#### Dataset records

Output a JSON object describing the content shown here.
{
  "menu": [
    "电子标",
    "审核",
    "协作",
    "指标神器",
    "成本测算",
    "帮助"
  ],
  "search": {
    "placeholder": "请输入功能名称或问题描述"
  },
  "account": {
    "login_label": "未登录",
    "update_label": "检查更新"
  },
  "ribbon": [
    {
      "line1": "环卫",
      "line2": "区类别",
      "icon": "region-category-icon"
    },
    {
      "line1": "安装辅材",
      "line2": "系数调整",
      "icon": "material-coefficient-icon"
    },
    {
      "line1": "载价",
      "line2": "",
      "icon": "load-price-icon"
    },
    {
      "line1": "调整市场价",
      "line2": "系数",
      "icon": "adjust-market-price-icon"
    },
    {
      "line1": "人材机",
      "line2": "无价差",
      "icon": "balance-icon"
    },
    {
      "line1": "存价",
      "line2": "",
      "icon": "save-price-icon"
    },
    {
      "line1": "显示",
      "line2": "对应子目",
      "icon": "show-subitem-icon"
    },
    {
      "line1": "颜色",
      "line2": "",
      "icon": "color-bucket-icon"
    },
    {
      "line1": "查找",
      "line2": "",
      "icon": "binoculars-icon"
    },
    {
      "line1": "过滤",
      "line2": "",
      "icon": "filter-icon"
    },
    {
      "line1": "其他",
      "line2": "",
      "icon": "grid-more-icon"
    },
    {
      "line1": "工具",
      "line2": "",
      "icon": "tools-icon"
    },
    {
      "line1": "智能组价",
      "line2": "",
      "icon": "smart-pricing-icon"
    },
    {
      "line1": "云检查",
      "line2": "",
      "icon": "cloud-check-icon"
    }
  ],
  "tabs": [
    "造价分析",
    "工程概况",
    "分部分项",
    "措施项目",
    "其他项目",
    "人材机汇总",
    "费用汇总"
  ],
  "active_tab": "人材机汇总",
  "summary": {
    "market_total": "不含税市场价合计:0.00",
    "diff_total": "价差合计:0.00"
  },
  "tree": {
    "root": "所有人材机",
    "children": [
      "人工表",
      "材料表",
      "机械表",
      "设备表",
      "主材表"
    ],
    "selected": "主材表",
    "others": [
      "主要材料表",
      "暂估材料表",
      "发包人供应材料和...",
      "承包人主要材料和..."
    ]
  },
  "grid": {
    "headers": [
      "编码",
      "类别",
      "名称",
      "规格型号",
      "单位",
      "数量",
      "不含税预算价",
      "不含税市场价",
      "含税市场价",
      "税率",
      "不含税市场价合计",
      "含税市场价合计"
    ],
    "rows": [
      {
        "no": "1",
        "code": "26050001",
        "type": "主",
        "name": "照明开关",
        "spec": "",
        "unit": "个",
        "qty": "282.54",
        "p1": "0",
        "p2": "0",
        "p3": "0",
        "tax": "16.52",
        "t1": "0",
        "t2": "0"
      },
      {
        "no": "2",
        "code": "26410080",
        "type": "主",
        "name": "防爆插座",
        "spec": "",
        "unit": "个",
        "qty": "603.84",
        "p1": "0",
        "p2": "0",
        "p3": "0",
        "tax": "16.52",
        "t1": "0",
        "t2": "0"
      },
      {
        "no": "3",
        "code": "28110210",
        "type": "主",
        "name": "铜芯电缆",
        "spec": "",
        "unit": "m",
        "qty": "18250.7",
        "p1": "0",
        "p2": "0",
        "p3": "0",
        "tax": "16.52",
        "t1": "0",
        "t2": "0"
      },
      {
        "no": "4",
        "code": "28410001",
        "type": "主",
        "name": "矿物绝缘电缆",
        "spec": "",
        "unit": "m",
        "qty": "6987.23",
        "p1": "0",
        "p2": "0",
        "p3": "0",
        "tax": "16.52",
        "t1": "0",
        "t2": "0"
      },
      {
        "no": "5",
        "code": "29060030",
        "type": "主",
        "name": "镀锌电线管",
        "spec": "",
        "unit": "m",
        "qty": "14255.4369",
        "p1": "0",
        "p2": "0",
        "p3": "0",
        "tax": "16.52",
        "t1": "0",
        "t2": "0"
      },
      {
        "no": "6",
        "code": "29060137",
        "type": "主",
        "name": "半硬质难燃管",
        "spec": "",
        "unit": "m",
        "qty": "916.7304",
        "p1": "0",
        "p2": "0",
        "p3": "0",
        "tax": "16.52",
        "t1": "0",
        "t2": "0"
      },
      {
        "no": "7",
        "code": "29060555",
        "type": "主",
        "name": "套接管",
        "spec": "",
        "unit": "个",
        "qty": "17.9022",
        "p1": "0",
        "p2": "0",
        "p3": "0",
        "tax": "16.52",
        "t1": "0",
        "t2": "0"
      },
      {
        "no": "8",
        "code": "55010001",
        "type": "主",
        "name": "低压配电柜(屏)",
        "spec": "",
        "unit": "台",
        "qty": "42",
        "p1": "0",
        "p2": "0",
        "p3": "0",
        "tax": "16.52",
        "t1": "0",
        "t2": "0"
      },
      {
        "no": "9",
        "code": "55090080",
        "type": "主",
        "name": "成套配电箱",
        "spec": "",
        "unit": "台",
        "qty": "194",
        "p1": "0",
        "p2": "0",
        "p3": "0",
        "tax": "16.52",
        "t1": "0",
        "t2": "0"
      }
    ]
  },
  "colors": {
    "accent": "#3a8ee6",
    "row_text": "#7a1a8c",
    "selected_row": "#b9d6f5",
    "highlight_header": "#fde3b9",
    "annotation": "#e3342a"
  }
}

########

**Written instruction:** Go through the listing and copy all of it exactly.

**Right answer:**
Output a JSON object describing the content shown here.
{
  "menu": [
    "电子标",
    "审核",
    "协作",
    "指标神器",
    "成本测算",
    "帮助"
  ],
  "search": {
    "placeholder": "请输入功能名称或问题描述"
  },
  "account": {
    "login_label": "未登录",
    "update_label": "检查更新"
  },
  "ribbon": [
    {
      "line1": "环卫",
      "line2": "区类别",
      "icon": "region-category-icon"
    },
    {
      "line1": "安装辅材",
      "line2": "系数调整",
      "icon": "material-coefficient-icon"
    },
    {
      "line1": "载价",
      "line2": "",
      "icon": "load-price-icon"
    },
    {
      "line1": "调整市场价",
      "line2": "系数",
      "icon": "adjust-market-price-icon"
    },
    {
      "line1": "人材机",
      "line2": "无价差",
      "icon": "balance-icon"
    },
    {
      "line1": "存价",
      "line2": "",
      "icon": "save-price-icon"
    },
    {
      "line1": "显示",
      "line2": "对应子目",
      "icon": "show-subitem-icon"
    },
    {
      "line1": "颜色",
      "line2": "",
      "icon": "color-bucket-icon"
    },
    {
      "line1": "查找",
      "line2": "",
      "icon": "binoculars-icon"
    },
    {
      "line1": "过滤",
      "line2": "",
      "icon": "filter-icon"
    },
    {
      "line1": "其他",
      "line2": "",
      "icon": "grid-more-icon"
    },
    {
      "line1": "工具",
      "line2": "",
      "icon": "tools-icon"
    },
    {
      "line1": "智能组价",
      "line2": "",
      "icon": "smart-pricing-icon"
    },
    {
      "line1": "云检查",
      "line2": "",
      "icon": "cloud-check-icon"
    }
  ],
  "tabs": [
    "造价分析",
    "工程概况",
    "分部分项",
    "措施项目",
    "其他项目",
    "人材机汇总",
    "费用汇总"
  ],
  "active_tab": "人材机汇总",
  "summary": {
    "market_total": "不含税市场价合计:0.00",
    "diff_total": "价差合计:0.00"
  },
  "tree": {
    "root": "所有人材机",
    "children": [
      "人工表",
      "材料表",
      "机械表",
      "设备表",
      "主材表"
    ],
    "selected": "主材表",
    "others": [
      "主要材料表",
      "暂估材料表",
      "发包人供应材料和...",
      "承包人主要材料和..."
    ]
  },
  "grid": {
    "headers": [
      "编码",
      "类别",
      "名称",
      "规格型号",
      "单位",
      "数量",
      "不含税预算价",
      "不含税市场价",
      "含税市场价",
      "税率",
      "不含税市场价合计",
      "含税市场价合计"
    ],
    "rows": [
      {
        "no": "1",
        "code": "26050001",
        "type": "主",
        "name": "照明开关",
        "spec": "",
        "unit": "个",
        "qty": "282.54",
        "p1": "0",
        "p2": "0",
        "p3": "0",
        "tax": "16.52",
        "t1": "0",
        "t2": "0"
      },
      {
        "no": "2",
        "code": "26410080",
        "type": "主",
        "name": "防爆插座",
        "spec": "",
        "unit": "个",
        "qty": "603.84",
        "p1": "0",
        "p2": "0",
        "p3": "0",
        "tax": "16.52",
        "t1": "0",
        "t2": "0"
      },
      {
        "no": "3",
        "code": "28110210",
        "type": "主",
        "name": "铜芯电缆",
        "spec": "",
        "unit": "m",
        "qty": "18250.7",
        "p1": "0",
        "p2": "0",
        "p3": "0",
        "tax": "16.52",
        "t1": "0",
        "t2": "0"
      },
      {
        "no": "4",
        "code": "28410001",
        "type": "主",
        "name": "矿物绝缘电缆",
        "spec": "",
        "unit": "m",
        "qty": "6987.23",
        "p1": "0",
        "p2": "0",
        "p3": "0",
        "tax": "16.52",
        "t1": "0",
        "t2": "0"
      },
      {
        "no": "5",
        "code": "29060030",
        "type": "主",
        "name": "镀锌电线管",
        "spec": "",
        "unit": "m",
        "qty": "14255.4369",
        "p1": "0",
        "p2": "0",
        "p3": "0",
        "tax": "16.52",
        "t1": "0",
        "t2": "0"
      },
      {
        "no": "6",
        "code": "29060137",
        "type": "主",
        "name": "半硬质难燃管",
        "spec": "",
        "unit": "m",
        "qty": "916.7304",
        "p1": "0",
        "p2": "0",
        "p3": "0",
        "tax": "16.52",
        "t1": "0",
        "t2": "0"
      },
      {
        "no": "7",
        "code": "29060555",
        "type": "主",
        "name": "套接管",
        "spec": "",
        "unit": "个",
        "qty": "17.9022",
        "p1": "0",
        "p2": "0",
        "p3": "0",
        "tax": "16.52",
        "t1": "0",
        "t2": "0"
      },
      {
        "no": "8",
        "code": "55010001",
        "type": "主",
        "name": "低压配电柜(屏)",
        "spec": "",
        "unit": "台",
        "qty": "42",
        "p1": "0",
        "p2": "0",
        "p3": "0",
        "tax": "16.52",
        "t1": "0",
        "t2": "0"
      },
      {
        "no": "9",
        "code": "55090080",
        "type": "主",
        "name": "成套配电箱",
        "spec": "",
        "unit": "台",
        "qty": "194",
        "p1": "0",
        "p2": "0",
        "p3": "0",
        "tax": "16.52",
        "t1": "0",
        "t2": "0"
      }
    ]
  },
  "colors": {
    "accent": "#3a8ee6",
    "row_text": "#7a1a8c",
    "selected_row": "#b9d6f5",
    "highlight_header": "#fde3b9",
    "annotation": "#e3342a"
  }
}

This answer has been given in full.